● Task details
Return all lines below containing the word "controller".

● Dataset
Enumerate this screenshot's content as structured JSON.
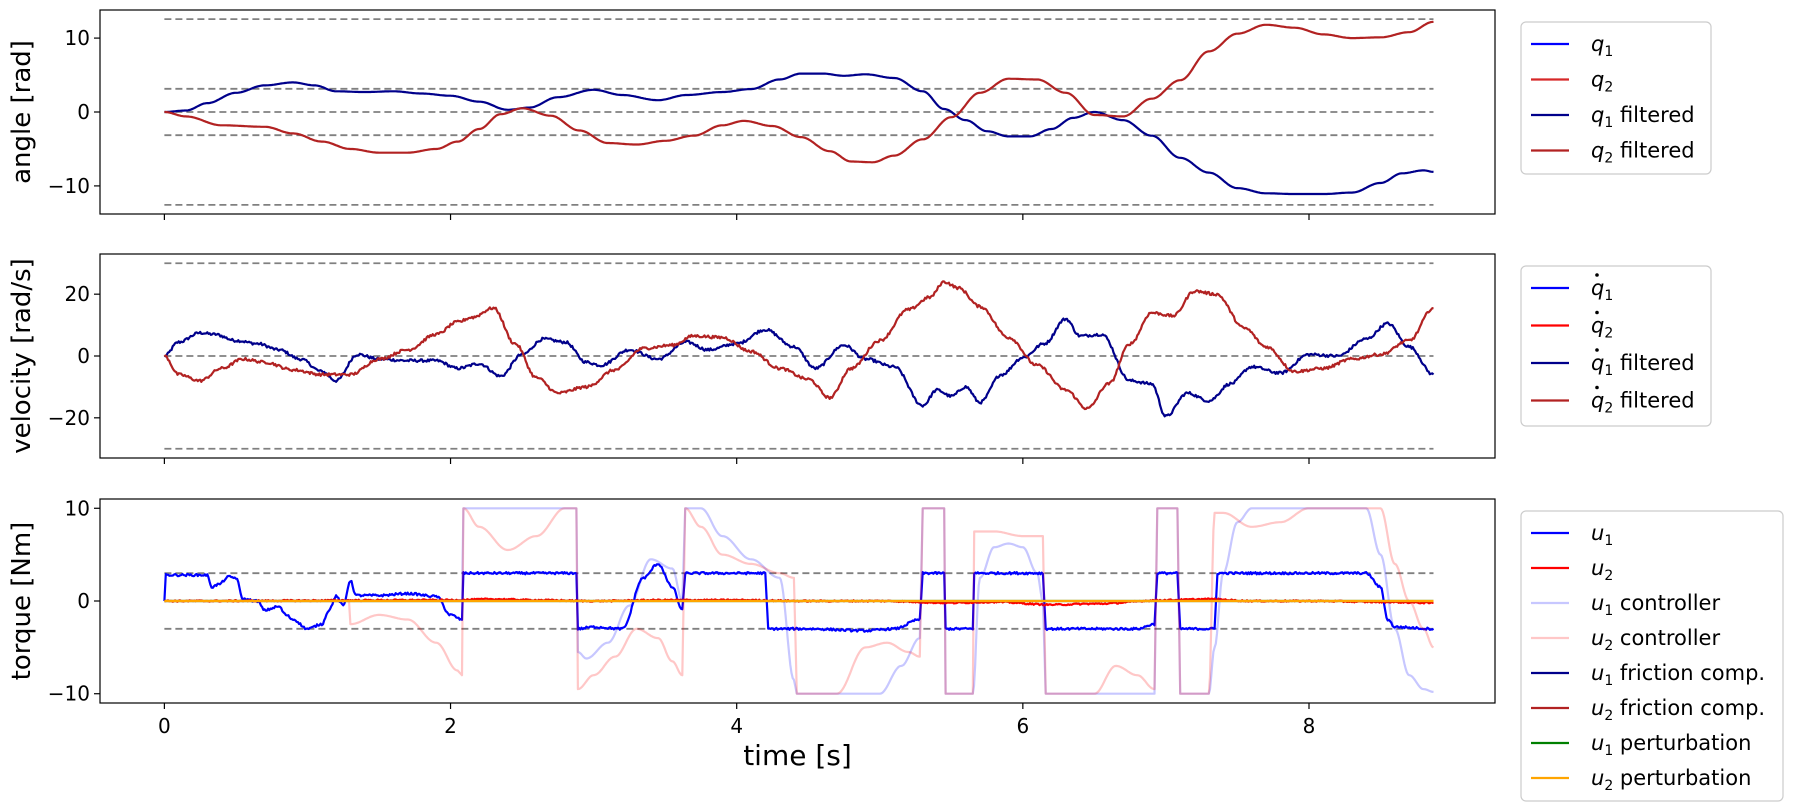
{
  "chart_data": [
    {
      "type": "line",
      "ylabel": "angle [rad]",
      "xlim": [
        -0.45,
        9.3
      ],
      "ylim": [
        -13.8,
        13.8
      ],
      "yticks": [
        -10,
        0,
        10
      ],
      "xticks": [
        0,
        2,
        4,
        6,
        8
      ],
      "show_xtick_labels": false,
      "legend": "outside-right",
      "hlines": [
        12.57,
        3.14,
        0,
        -3.14,
        -12.57
      ],
      "series": [
        {
          "name": "q1",
          "sym": "q",
          "sub": "1",
          "dot": false,
          "suffix": "",
          "color": "#0000ff",
          "alpha": 1,
          "legend_only": true
        },
        {
          "name": "q2",
          "sym": "q",
          "sub": "2",
          "dot": false,
          "suffix": "",
          "color": "#d62728",
          "alpha": 1,
          "legend_only": true
        },
        {
          "name": "q1 filtered",
          "sym": "q",
          "sub": "1",
          "dot": false,
          "suffix": " filtered",
          "color": "#00008b",
          "alpha": 1,
          "x": [
            0,
            0.15,
            0.3,
            0.5,
            0.7,
            0.9,
            1.05,
            1.2,
            1.4,
            1.6,
            1.8,
            2.0,
            2.2,
            2.4,
            2.55,
            2.75,
            3.0,
            3.2,
            3.45,
            3.65,
            3.9,
            4.1,
            4.3,
            4.45,
            4.6,
            4.75,
            4.9,
            5.1,
            5.3,
            5.45,
            5.6,
            5.75,
            5.9,
            6.05,
            6.2,
            6.35,
            6.5,
            6.7,
            6.9,
            7.1,
            7.3,
            7.5,
            7.7,
            7.9,
            8.1,
            8.3,
            8.5,
            8.65,
            8.8,
            8.87
          ],
          "y": [
            0,
            0.2,
            1.2,
            2.6,
            3.6,
            4.0,
            3.6,
            2.8,
            2.7,
            2.8,
            2.5,
            2.2,
            1.4,
            0.3,
            0.6,
            2.0,
            3.0,
            2.3,
            1.6,
            2.3,
            2.7,
            3.1,
            4.4,
            5.2,
            5.2,
            4.9,
            5.1,
            4.6,
            2.8,
            0.4,
            -1.1,
            -2.6,
            -3.3,
            -3.3,
            -2.3,
            -0.8,
            0,
            -1.1,
            -3.2,
            -6.2,
            -8.2,
            -10.3,
            -11.0,
            -11.1,
            -11.1,
            -10.9,
            -9.6,
            -8.3,
            -7.9,
            -8.1
          ]
        },
        {
          "name": "q2 filtered",
          "sym": "q",
          "sub": "2",
          "dot": false,
          "suffix": " filtered",
          "color": "#b22222",
          "alpha": 1,
          "x": [
            0,
            0.15,
            0.4,
            0.7,
            0.9,
            1.1,
            1.3,
            1.5,
            1.7,
            1.9,
            2.05,
            2.2,
            2.35,
            2.5,
            2.7,
            2.9,
            3.1,
            3.3,
            3.5,
            3.7,
            3.9,
            4.05,
            4.25,
            4.45,
            4.65,
            4.8,
            4.95,
            5.1,
            5.3,
            5.5,
            5.7,
            5.9,
            6.1,
            6.3,
            6.5,
            6.7,
            6.9,
            7.1,
            7.3,
            7.5,
            7.7,
            7.9,
            8.1,
            8.3,
            8.5,
            8.7,
            8.87
          ],
          "y": [
            0,
            -0.6,
            -1.8,
            -2.0,
            -2.9,
            -4.0,
            -5.0,
            -5.5,
            -5.5,
            -5.0,
            -4.0,
            -2.3,
            -0.3,
            0.5,
            -0.5,
            -2.5,
            -4.2,
            -4.4,
            -3.9,
            -3.2,
            -1.8,
            -1.2,
            -1.9,
            -3.4,
            -5.3,
            -6.7,
            -6.8,
            -5.9,
            -3.7,
            -0.7,
            2.6,
            4.5,
            4.4,
            2.6,
            -0.4,
            -0.6,
            1.8,
            4.3,
            8.2,
            10.6,
            11.8,
            11.4,
            10.5,
            10.0,
            10.1,
            10.8,
            12.2
          ]
        }
      ]
    },
    {
      "type": "line",
      "ylabel": "velocity [rad/s]",
      "xlim": [
        -0.45,
        9.3
      ],
      "ylim": [
        -33,
        33
      ],
      "yticks": [
        -20,
        0,
        20
      ],
      "xticks": [
        0,
        2,
        4,
        6,
        8
      ],
      "show_xtick_labels": false,
      "legend": "outside-right",
      "hlines": [
        30,
        0,
        -30
      ],
      "series": [
        {
          "name": "q̇1",
          "sym": "q",
          "sub": "1",
          "dot": true,
          "suffix": "",
          "color": "#0000ff",
          "alpha": 1,
          "legend_only": true
        },
        {
          "name": "q̇2",
          "sym": "q",
          "sub": "2",
          "dot": true,
          "suffix": "",
          "color": "#ff0000",
          "alpha": 1,
          "legend_only": true
        },
        {
          "name": "q̇1 filtered",
          "sym": "q",
          "sub": "1",
          "dot": true,
          "suffix": " filtered",
          "color": "#00008b",
          "alpha": 1,
          "jitter": 0.45,
          "x": [
            0,
            0.1,
            0.25,
            0.35,
            0.5,
            0.65,
            0.8,
            0.95,
            1.1,
            1.2,
            1.35,
            1.5,
            1.7,
            1.9,
            2.05,
            2.2,
            2.35,
            2.5,
            2.65,
            2.8,
            2.95,
            3.05,
            3.25,
            3.45,
            3.65,
            3.8,
            4.0,
            4.2,
            4.4,
            4.55,
            4.75,
            4.9,
            5.1,
            5.3,
            5.4,
            5.5,
            5.6,
            5.7,
            5.85,
            6.0,
            6.15,
            6.3,
            6.4,
            6.55,
            6.75,
            6.9,
            7.0,
            7.15,
            7.3,
            7.45,
            7.6,
            7.8,
            8.0,
            8.2,
            8.4,
            8.55,
            8.7,
            8.87
          ],
          "y": [
            0,
            4.5,
            7.5,
            7.0,
            5.0,
            4.0,
            2.0,
            -1.0,
            -5.0,
            -8.0,
            0.5,
            -1.0,
            -1.5,
            -1.5,
            -4.0,
            -2.5,
            -6.5,
            0.5,
            5.5,
            4.5,
            -2.0,
            -3.0,
            2.0,
            -1.0,
            4.5,
            2.0,
            4.0,
            8.5,
            3.0,
            -4.0,
            3.5,
            -1.0,
            -3.5,
            -16.0,
            -11.0,
            -13.0,
            -10.0,
            -15.0,
            -6.0,
            -0.5,
            4.0,
            12.0,
            6.5,
            7.0,
            -8.0,
            -9.0,
            -19.5,
            -12.0,
            -14.5,
            -9.0,
            -3.5,
            -5.5,
            0.5,
            0.0,
            5.5,
            10.5,
            3.0,
            -6.0
          ]
        },
        {
          "name": "q̇2 filtered",
          "sym": "q",
          "sub": "2",
          "dot": true,
          "suffix": " filtered",
          "color": "#b22222",
          "alpha": 1,
          "jitter": 0.45,
          "x": [
            0,
            0.1,
            0.25,
            0.4,
            0.55,
            0.7,
            0.9,
            1.1,
            1.3,
            1.5,
            1.7,
            1.9,
            2.05,
            2.15,
            2.3,
            2.45,
            2.6,
            2.75,
            2.95,
            3.15,
            3.35,
            3.55,
            3.7,
            3.9,
            4.1,
            4.3,
            4.5,
            4.65,
            4.8,
            5.0,
            5.2,
            5.35,
            5.45,
            5.55,
            5.7,
            5.9,
            6.1,
            6.3,
            6.45,
            6.6,
            6.75,
            6.9,
            7.05,
            7.2,
            7.35,
            7.55,
            7.7,
            7.9,
            8.1,
            8.3,
            8.5,
            8.7,
            8.87
          ],
          "y": [
            0,
            -6.0,
            -8.0,
            -4.0,
            -1.0,
            -2.0,
            -4.5,
            -6.0,
            -6.0,
            -1.0,
            2.0,
            7.0,
            11.0,
            12.5,
            15.5,
            4.0,
            -7.0,
            -12.0,
            -10.0,
            -4.5,
            2.5,
            3.5,
            6.5,
            6.0,
            1.5,
            -4.0,
            -7.5,
            -13.5,
            -4.0,
            5.0,
            15.0,
            19.0,
            24.0,
            22.0,
            16.0,
            6.0,
            -3.0,
            -11.0,
            -17.0,
            -9.0,
            4.0,
            14.0,
            13.0,
            21.0,
            20.0,
            9.0,
            3.0,
            -5.0,
            -4.0,
            -1.0,
            0.5,
            5.0,
            15.5
          ]
        }
      ]
    },
    {
      "type": "line",
      "ylabel": "torque [Nm]",
      "xlabel": "time [s]",
      "xlim": [
        -0.45,
        9.3
      ],
      "ylim": [
        -11,
        11
      ],
      "yticks": [
        -10,
        0,
        10
      ],
      "xticks": [
        0,
        2,
        4,
        6,
        8
      ],
      "show_xtick_labels": true,
      "legend": "outside-right",
      "hlines": [
        3,
        -3
      ],
      "series": [
        {
          "name": "u1",
          "sym": "u",
          "sub": "1",
          "dot": false,
          "suffix": "",
          "color": "#0000ff",
          "alpha": 1,
          "jitter": 0.12,
          "x": [
            0,
            0.01,
            0.3,
            0.33,
            0.38,
            0.45,
            0.5,
            0.55,
            0.65,
            0.7,
            0.8,
            0.85,
            0.9,
            1.0,
            1.1,
            1.15,
            1.2,
            1.25,
            1.3,
            1.34,
            1.5,
            1.7,
            1.9,
            2.0,
            2.08,
            2.09,
            2.88,
            2.89,
            3.0,
            3.2,
            3.35,
            3.45,
            3.55,
            3.62,
            3.64,
            4.2,
            4.22,
            4.5,
            4.9,
            5.1,
            5.28,
            5.3,
            5.45,
            5.46,
            5.6,
            5.65,
            5.66,
            6.14,
            6.16,
            6.4,
            6.8,
            6.92,
            6.94,
            7.08,
            7.1,
            7.3,
            7.34,
            7.36,
            8.0,
            8.4,
            8.5,
            8.55,
            8.6,
            8.87
          ],
          "y": [
            0,
            2.8,
            2.8,
            1.5,
            1.8,
            2.6,
            2.5,
            0.2,
            0.0,
            -1.0,
            -0.6,
            -1.5,
            -2.0,
            -3.0,
            -2.5,
            -1.0,
            0.5,
            -0.5,
            2.2,
            0.6,
            0.6,
            0.8,
            0.5,
            -1.5,
            -2.0,
            3.0,
            3.0,
            -3.0,
            -2.8,
            -3.0,
            2.5,
            4.0,
            1.5,
            -1.0,
            3.0,
            3.0,
            -3.0,
            -3.0,
            -3.2,
            -3.0,
            -2.0,
            3.0,
            3.0,
            -3.0,
            -3.0,
            -3.0,
            3.0,
            3.0,
            -3.0,
            -3.0,
            -3.0,
            -2.5,
            3.0,
            3.0,
            -3.0,
            -3.0,
            -3.0,
            3.0,
            3.0,
            3.0,
            1.5,
            -2.0,
            -2.8,
            -3.0
          ]
        },
        {
          "name": "u2",
          "sym": "u",
          "sub": "2",
          "dot": false,
          "suffix": "",
          "color": "#ff0000",
          "alpha": 1,
          "jitter": 0.08,
          "x": [
            0,
            2.0,
            2.3,
            2.6,
            3.0,
            3.5,
            4.0,
            4.5,
            5.0,
            5.5,
            5.8,
            6.2,
            6.5,
            7.0,
            7.3,
            7.6,
            8.0,
            8.5,
            8.87
          ],
          "y": [
            0,
            0.1,
            0.2,
            0.1,
            0.0,
            0.1,
            0.1,
            0.0,
            0.0,
            -0.2,
            -0.1,
            -0.4,
            -0.3,
            0.1,
            0.2,
            0.0,
            0.0,
            -0.1,
            -0.2
          ]
        },
        {
          "name": "u1 controller",
          "sym": "u",
          "sub": "1",
          "dot": false,
          "suffix": " controller",
          "color": "#0000ff",
          "alpha": 0.22,
          "x": [
            0,
            2.08,
            2.09,
            2.88,
            2.89,
            2.95,
            3.1,
            3.25,
            3.4,
            3.55,
            3.62,
            3.64,
            3.75,
            3.9,
            4.1,
            4.3,
            4.4,
            4.42,
            5.0,
            5.15,
            5.28,
            5.3,
            5.45,
            5.46,
            5.65,
            5.7,
            5.8,
            5.9,
            6.0,
            6.1,
            6.14,
            6.16,
            6.9,
            6.92,
            6.94,
            7.08,
            7.1,
            7.3,
            7.34,
            7.4,
            7.5,
            7.6,
            8.4,
            8.5,
            8.6,
            8.7,
            8.8,
            8.87
          ],
          "y": [
            0,
            0,
            10,
            10,
            -5.5,
            -6.2,
            -4.5,
            -0.5,
            4.5,
            3.5,
            0,
            10,
            10,
            7,
            4.5,
            2.5,
            -8.5,
            -10,
            -10,
            -7,
            -4,
            10,
            10,
            -10,
            -10,
            2.5,
            5.8,
            6.2,
            5.8,
            3.0,
            0,
            -10,
            -10,
            -10,
            10,
            10,
            -10,
            -10,
            -5,
            3.0,
            8.5,
            10,
            10,
            5,
            -3,
            -8,
            -9.5,
            -9.8
          ]
        },
        {
          "name": "u2 controller",
          "sym": "u",
          "sub": "2",
          "dot": false,
          "suffix": " controller",
          "color": "#ff0000",
          "alpha": 0.22,
          "x": [
            0,
            1.29,
            1.3,
            1.5,
            1.7,
            1.9,
            2.05,
            2.08,
            2.09,
            2.2,
            2.4,
            2.6,
            2.8,
            2.88,
            2.89,
            3.0,
            3.15,
            3.3,
            3.45,
            3.55,
            3.62,
            3.64,
            3.75,
            3.9,
            4.1,
            4.3,
            4.4,
            4.42,
            4.7,
            4.9,
            5.05,
            5.2,
            5.28,
            5.3,
            5.45,
            5.46,
            5.65,
            5.66,
            5.8,
            6.0,
            6.14,
            6.16,
            6.5,
            6.65,
            6.8,
            6.92,
            6.94,
            7.08,
            7.1,
            7.3,
            7.34,
            7.4,
            7.6,
            7.8,
            8.0,
            8.3,
            8.5,
            8.6,
            8.7,
            8.8,
            8.87
          ],
          "y": [
            0,
            0,
            -2.5,
            -1.5,
            -2.0,
            -4.5,
            -7.5,
            -8.0,
            10,
            8.0,
            5.5,
            7.0,
            10,
            10,
            -9.5,
            -8.0,
            -6.0,
            -3.0,
            -4.0,
            -6.5,
            -8.0,
            10,
            8.0,
            5.0,
            4.0,
            3.0,
            2.5,
            -10,
            -10,
            -5.0,
            -4.5,
            -5.5,
            -6.0,
            10,
            10,
            -10,
            -10,
            7.5,
            7.5,
            7.0,
            7.0,
            -10,
            -10,
            -7.0,
            -8.0,
            -9.5,
            10,
            10,
            -10,
            -10,
            9.5,
            9.5,
            8.0,
            8.5,
            10,
            10,
            10,
            4.0,
            0,
            -3.0,
            -5.0
          ]
        },
        {
          "name": "u1 friction comp.",
          "sym": "u",
          "sub": "1",
          "dot": false,
          "suffix": " friction comp.",
          "color": "#00008b",
          "alpha": 1,
          "legend_only": true
        },
        {
          "name": "u2 friction comp.",
          "sym": "u",
          "sub": "2",
          "dot": false,
          "suffix": " friction comp.",
          "color": "#b22222",
          "alpha": 1,
          "legend_only": true
        },
        {
          "name": "u1 perturbation",
          "sym": "u",
          "sub": "1",
          "dot": false,
          "suffix": " perturbation",
          "color": "#008000",
          "alpha": 1,
          "x": [
            0,
            8.87
          ],
          "y": [
            0,
            0
          ]
        },
        {
          "name": "u2 perturbation",
          "sym": "u",
          "sub": "2",
          "dot": false,
          "suffix": " perturbation",
          "color": "#ffa500",
          "alpha": 1,
          "x": [
            0,
            8.87
          ],
          "y": [
            0,
            0
          ]
        }
      ]
    }
  ]
}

● Complete response
          "name": "u1 controller",
          "suffix": " controller",
          "name": "u2 controller",
          "suffix": " controller",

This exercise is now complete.